• Stated task: For the records that follow, return only the count of lines containing the string "JSON".

• Extracted records:
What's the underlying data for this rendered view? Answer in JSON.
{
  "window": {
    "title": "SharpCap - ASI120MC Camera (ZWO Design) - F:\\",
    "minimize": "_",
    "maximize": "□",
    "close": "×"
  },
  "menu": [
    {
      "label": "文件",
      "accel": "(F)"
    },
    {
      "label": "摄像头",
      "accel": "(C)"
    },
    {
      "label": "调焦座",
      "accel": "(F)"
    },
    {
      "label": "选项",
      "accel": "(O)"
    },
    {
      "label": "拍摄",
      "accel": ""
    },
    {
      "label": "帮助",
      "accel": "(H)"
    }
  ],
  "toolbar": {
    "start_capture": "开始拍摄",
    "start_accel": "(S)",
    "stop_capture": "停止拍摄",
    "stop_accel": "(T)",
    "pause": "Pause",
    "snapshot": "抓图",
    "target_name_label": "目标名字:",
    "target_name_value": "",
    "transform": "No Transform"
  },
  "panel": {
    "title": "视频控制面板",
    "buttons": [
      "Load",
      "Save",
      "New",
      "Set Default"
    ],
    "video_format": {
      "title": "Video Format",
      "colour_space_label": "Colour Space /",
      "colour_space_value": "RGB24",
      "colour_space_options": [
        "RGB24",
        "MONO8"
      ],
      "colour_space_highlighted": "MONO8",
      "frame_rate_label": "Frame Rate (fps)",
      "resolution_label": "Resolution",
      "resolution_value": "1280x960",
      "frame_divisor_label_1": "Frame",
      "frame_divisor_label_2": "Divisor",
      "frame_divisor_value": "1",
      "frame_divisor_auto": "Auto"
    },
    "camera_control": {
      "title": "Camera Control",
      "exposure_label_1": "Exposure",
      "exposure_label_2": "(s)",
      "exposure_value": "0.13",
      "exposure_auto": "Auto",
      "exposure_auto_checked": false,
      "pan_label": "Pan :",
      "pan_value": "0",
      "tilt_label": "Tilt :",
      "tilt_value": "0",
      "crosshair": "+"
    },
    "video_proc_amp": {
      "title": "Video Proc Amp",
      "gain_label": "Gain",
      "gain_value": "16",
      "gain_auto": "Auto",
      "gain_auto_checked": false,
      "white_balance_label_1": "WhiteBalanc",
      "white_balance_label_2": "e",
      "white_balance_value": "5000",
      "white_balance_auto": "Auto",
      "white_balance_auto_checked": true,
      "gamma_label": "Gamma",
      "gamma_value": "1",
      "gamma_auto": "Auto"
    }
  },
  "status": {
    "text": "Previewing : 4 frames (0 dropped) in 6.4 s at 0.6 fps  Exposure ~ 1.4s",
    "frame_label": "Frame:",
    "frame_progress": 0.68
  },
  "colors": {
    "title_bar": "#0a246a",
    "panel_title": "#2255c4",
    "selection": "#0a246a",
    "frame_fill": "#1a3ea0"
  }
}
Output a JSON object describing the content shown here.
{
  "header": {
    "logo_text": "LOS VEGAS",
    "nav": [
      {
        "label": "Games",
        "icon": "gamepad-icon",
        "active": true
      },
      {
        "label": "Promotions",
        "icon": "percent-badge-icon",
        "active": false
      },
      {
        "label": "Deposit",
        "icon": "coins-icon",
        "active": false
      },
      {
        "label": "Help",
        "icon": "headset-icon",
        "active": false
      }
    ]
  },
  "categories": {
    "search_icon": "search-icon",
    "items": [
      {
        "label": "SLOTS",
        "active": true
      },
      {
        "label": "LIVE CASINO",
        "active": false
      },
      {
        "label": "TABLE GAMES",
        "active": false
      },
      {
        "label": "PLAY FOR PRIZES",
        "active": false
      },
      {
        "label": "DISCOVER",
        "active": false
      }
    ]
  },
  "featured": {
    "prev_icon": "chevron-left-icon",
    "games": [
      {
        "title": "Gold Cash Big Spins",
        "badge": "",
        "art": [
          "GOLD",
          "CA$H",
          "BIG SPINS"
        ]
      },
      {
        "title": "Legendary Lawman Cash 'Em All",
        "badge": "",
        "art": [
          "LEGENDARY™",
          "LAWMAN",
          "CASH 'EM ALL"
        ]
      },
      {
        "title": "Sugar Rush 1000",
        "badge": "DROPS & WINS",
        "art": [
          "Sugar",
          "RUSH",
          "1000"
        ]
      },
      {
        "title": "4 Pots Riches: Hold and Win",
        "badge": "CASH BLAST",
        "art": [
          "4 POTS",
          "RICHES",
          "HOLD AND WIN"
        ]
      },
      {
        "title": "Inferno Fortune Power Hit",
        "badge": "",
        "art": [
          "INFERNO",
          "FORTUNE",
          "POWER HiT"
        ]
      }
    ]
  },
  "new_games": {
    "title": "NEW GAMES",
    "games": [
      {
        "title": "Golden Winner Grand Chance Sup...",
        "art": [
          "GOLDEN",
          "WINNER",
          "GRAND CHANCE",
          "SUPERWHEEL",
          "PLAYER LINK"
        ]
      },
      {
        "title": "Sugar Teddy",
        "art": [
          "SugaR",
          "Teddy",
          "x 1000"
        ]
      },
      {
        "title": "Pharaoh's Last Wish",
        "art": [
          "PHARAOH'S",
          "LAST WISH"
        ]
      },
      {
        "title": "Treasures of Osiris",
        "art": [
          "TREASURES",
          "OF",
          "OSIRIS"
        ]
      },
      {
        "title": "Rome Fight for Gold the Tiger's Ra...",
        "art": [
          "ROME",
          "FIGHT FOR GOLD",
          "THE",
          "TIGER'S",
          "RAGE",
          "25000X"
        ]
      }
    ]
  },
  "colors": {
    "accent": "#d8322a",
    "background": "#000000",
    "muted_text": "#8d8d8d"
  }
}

• Problem solution: 2